- Reading text:
• • •

# Allpress Coffee - coming to London in 2010



## Glenn (Jun 14, 2008)

Although I've known about this for some time it is now official (and in the press) that Allpress Coffee is coming to London in 2010

I completed some of my Barista training with Allpress many years ago now when they supplied a cafe I ran.

Allpress Coffee (also known as Allpress Espresso) continue to hold a decent market share in New Zealand and Australia, despite an ever growing number of independent roasters.

I will follow their developments with great interest.

The original article is here


----------



## Paul (Jul 5, 2010)

more information about this is on the website http://www.allpress.co.nz in the news letter section.


----------



## Glenn (Jun 14, 2008)

Thanks Paul

More good coffee about to be roasted in Shoreditch...

Have downloaded the iPhone app - it will be useful when I am in Auckland next Feb/Mar


----------



## Glenn (Jun 14, 2008)

Further information here


----------



## Glenn (Jun 14, 2008)

• • •

- What to do:
Can you extend the Allpress Coffee thread from the point where it stops? The items that come next have nothing to do with the Allpress Coffee thread.

• • •

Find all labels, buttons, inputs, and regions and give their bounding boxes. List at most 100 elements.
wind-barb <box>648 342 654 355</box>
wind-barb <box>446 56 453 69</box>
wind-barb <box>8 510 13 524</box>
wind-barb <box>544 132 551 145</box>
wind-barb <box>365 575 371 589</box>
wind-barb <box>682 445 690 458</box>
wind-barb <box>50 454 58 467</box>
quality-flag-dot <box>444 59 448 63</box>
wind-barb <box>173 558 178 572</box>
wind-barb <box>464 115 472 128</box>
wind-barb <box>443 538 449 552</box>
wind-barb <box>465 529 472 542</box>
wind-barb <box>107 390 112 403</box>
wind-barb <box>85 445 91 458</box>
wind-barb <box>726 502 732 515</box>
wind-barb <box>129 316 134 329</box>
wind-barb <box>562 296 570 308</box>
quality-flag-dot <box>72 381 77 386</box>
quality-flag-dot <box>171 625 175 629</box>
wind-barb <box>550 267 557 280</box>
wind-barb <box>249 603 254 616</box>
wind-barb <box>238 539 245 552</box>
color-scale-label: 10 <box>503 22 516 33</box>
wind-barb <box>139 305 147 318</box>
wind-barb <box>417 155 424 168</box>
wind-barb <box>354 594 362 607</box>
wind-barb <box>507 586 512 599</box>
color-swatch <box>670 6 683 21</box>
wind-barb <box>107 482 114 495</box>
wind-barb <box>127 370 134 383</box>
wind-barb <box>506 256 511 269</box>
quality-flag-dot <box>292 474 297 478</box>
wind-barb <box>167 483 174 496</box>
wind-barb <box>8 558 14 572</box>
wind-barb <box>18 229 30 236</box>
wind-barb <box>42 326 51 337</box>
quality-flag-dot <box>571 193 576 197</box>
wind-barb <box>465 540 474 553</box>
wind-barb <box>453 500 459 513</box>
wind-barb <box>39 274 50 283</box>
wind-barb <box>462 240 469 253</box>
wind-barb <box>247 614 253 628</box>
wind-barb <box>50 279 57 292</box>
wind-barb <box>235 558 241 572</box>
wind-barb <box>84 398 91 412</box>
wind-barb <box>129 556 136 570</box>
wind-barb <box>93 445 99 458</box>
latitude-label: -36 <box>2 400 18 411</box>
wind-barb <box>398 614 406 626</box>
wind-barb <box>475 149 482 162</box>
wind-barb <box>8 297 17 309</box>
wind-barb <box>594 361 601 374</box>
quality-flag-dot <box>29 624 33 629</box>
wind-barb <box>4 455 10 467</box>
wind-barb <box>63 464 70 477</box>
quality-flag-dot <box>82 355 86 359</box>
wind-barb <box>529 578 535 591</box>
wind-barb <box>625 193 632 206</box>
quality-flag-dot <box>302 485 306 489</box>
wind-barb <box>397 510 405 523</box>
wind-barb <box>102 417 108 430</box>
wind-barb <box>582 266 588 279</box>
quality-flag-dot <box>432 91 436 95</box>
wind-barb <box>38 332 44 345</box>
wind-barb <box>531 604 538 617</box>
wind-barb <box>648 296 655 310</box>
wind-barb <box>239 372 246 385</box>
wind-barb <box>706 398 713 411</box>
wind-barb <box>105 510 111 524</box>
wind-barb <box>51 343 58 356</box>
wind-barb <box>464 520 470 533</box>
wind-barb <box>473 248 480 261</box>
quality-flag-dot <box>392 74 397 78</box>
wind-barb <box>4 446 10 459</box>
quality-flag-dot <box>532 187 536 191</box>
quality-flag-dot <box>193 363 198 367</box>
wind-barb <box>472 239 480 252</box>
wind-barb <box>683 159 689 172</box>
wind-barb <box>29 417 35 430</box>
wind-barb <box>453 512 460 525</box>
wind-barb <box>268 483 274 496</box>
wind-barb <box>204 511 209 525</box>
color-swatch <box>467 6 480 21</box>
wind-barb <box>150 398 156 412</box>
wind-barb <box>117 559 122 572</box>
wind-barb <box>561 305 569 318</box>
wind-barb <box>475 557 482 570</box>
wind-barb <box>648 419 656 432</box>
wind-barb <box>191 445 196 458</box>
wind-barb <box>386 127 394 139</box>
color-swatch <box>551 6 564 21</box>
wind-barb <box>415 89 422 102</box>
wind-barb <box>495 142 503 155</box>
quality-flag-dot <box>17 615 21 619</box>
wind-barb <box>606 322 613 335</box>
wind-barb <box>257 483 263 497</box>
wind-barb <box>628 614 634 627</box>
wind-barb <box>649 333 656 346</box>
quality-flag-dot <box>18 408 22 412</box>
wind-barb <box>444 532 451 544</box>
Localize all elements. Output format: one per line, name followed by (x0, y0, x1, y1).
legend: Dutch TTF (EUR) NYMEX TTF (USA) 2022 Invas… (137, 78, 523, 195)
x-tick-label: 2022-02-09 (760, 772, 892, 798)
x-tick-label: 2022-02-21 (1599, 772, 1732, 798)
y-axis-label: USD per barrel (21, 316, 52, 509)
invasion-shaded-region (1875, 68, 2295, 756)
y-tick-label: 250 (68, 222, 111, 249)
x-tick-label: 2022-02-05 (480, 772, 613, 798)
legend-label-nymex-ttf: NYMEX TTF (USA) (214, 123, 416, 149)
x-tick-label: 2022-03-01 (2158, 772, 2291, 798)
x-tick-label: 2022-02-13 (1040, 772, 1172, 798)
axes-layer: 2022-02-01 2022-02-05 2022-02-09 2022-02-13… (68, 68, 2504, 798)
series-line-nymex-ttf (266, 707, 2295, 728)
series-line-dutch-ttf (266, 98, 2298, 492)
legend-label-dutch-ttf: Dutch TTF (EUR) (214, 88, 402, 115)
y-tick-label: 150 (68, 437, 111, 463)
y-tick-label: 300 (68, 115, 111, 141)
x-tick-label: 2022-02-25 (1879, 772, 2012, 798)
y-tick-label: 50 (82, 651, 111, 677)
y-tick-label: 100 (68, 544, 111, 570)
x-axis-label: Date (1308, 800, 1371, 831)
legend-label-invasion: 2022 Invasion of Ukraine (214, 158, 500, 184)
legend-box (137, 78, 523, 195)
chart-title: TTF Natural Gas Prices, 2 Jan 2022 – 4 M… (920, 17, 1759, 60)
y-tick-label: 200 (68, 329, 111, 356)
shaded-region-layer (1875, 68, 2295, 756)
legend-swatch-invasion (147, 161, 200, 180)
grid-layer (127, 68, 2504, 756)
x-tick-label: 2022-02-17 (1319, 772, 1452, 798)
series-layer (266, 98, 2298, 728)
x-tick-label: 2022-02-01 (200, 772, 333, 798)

• • •

- The answer:
The early press has been largely positive. Looking forward to visiting next week


----------



## Glenn (Jun 14, 2008)

I've just submitted my review to Beanhunter and will post the link when it has been accepted

In the interim enjoy a selection of images from todays' visit on my Flickr page


----------



## Glenn (Jun 14, 2008)

My Allpress London review (with accompanying photos) has been accepted on Beanhunter - http://www.beanhunter.com/cafes/review/allpress-london


----------



## LeeWardle (Nov 16, 2008)

Great review. Sounds like my kind of place!


----------



## Glenn (Jun 14, 2008)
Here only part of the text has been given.